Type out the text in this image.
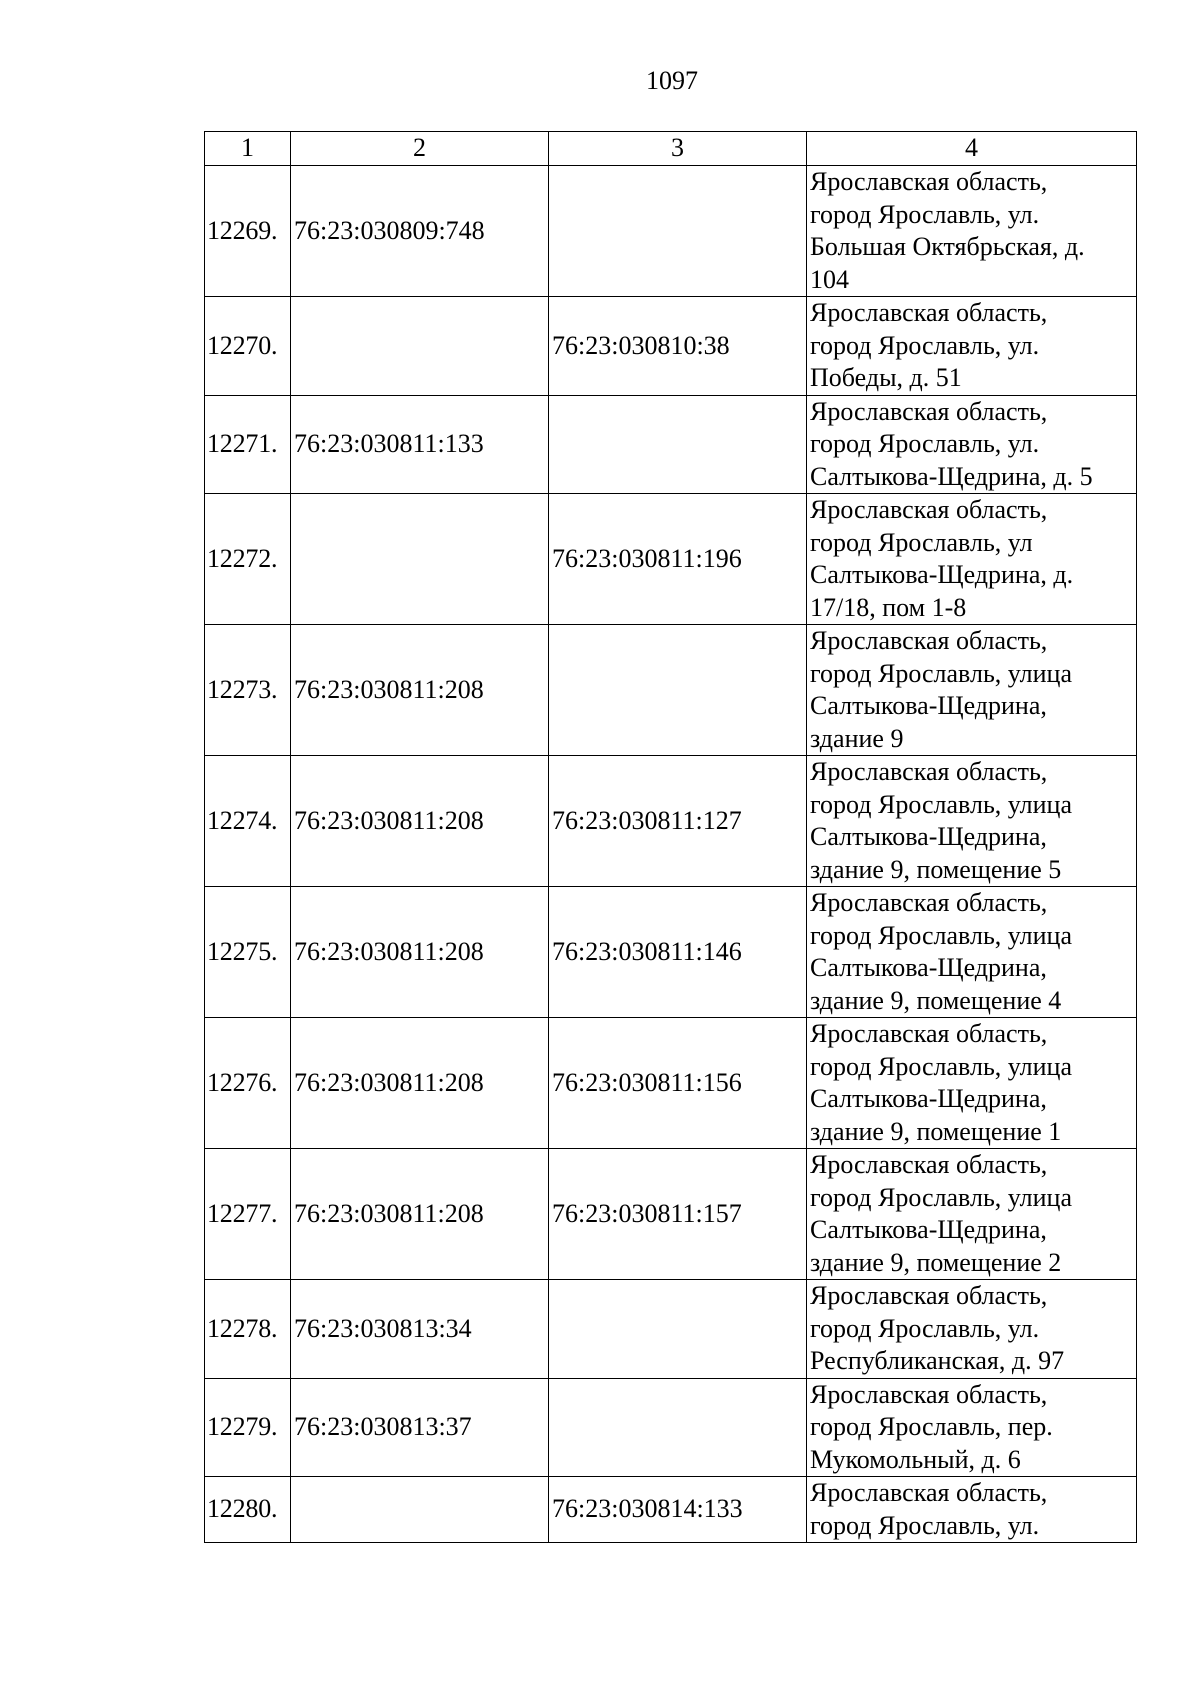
1097
1	2	3	4
12269.	76:23:030809:748		Ярославская область,
город Ярославль, ул.
Большая Октябрьская, д.
104

12270.		76:23:030810:38	Ярославская область,
город Ярославль, ул.
Победы, д. 51

12271.	76:23:030811:133		Ярославская область,
город Ярославль, ул.
Салтыкова-Щедрина, д. 5

12272.		76:23:030811:196	Ярославская область,
город Ярославль, ул
Салтыкова-Щедрина, д.
17/18, пом 1-8

12273.	76:23:030811:208		Ярославская область,
город Ярославль, улица
Салтыкова-Щедрина,
здание 9

12274.	76:23:030811:208	76:23:030811:127	Ярославская область,
город Ярославль, улица
Салтыкова-Щедрина,
здание 9, помещение 5

12275.	76:23:030811:208	76:23:030811:146	Ярославская область,
город Ярославль, улица
Салтыкова-Щедрина,
здание 9, помещение 4

12276.	76:23:030811:208	76:23:030811:156	Ярославская область,
город Ярославль, улица
Салтыкова-Щедрина,
здание 9, помещение 1

12277.	76:23:030811:208	76:23:030811:157	Ярославская область,
город Ярославль, улица
Салтыкова-Щедрина,
здание 9, помещение 2

12278.	76:23:030813:34		Ярославская область,
город Ярославль, ул.
Республиканская, д. 97

12279.	76:23:030813:37		Ярославская область,
город Ярославль, пер.
Мукомольный, д. 6

12280.		76:23:030814:133	Ярославская область,
город Ярославль, ул.
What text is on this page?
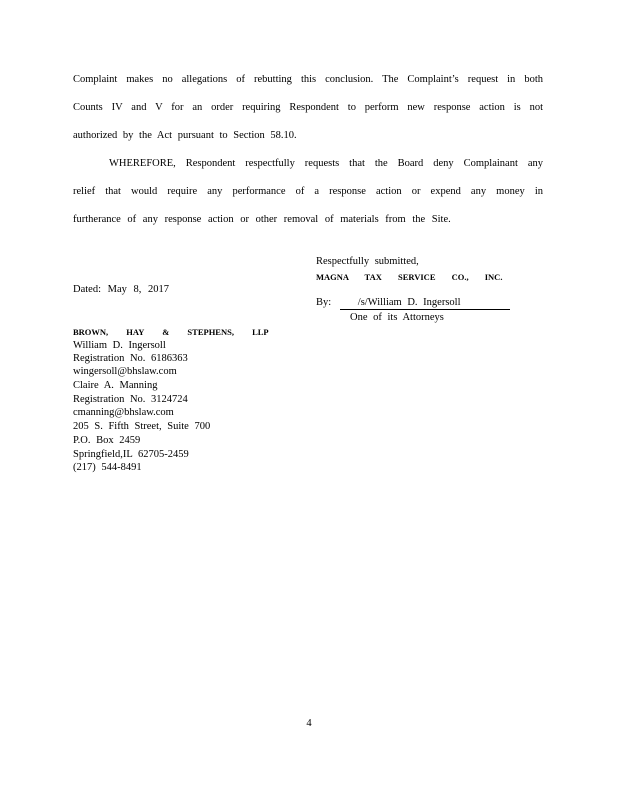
Complaint makes no allegations of rebutting this conclusion. The Complaint’s request in both
Counts IV and V for an order requiring Respondent to perform new response action is not
authorized by the Act pursuant to Section 58.10.
WHEREFORE, Respondent respectfully requests that the Board deny Complainant any
relief that would require any performance of a response action or expend any money in
furtherance of any response action or other removal of materials from the Site.
Respectfully submitted,
MAGNA TAX SERVICE CO., INC.
Dated: May 8, 2017
By:	/s/William D. Ingersoll
One of its Attorneys
BROWN, HAY & STEPHENS, LLP
William D. Ingersoll
Registration No. 6186363
wingersoll@bhslaw.com
Claire A. Manning
Registration No. 3124724
cmanning@bhslaw.com
205 S. Fifth Street, Suite 700
P.O. Box 2459
Springfield,IL 62705-2459
(217) 544-8491
4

========================

### WORK TO COMPLETE:
Quote, without alteration, the lines running from the line containing "What text is on this page?" to the last line of the entries, and include no pictures.

### THE REPLY:
What text is on this page?
Complaint makes no allegations of rebutting this conclusion. The Complaint’s request in both
Counts IV and V for an order requiring Respondent to perform new response action is not
authorized by the Act pursuant to Section 58.10.
WHEREFORE, Respondent respectfully requests that the Board deny Complainant any
relief that would require any performance of a response action or expend any money in
furtherance of any response action or other removal of materials from the Site.
Respectfully submitted,
MAGNA TAX SERVICE CO., INC.
Dated: May 8, 2017
By:	/s/William D. Ingersoll
One of its Attorneys
BROWN, HAY & STEPHENS, LLP
William D. Ingersoll
Registration No. 6186363
wingersoll@bhslaw.com
Claire A. Manning
Registration No. 3124724
cmanning@bhslaw.com
205 S. Fifth Street, Suite 700
P.O. Box 2459
Springfield,IL 62705-2459
(217) 544-8491
4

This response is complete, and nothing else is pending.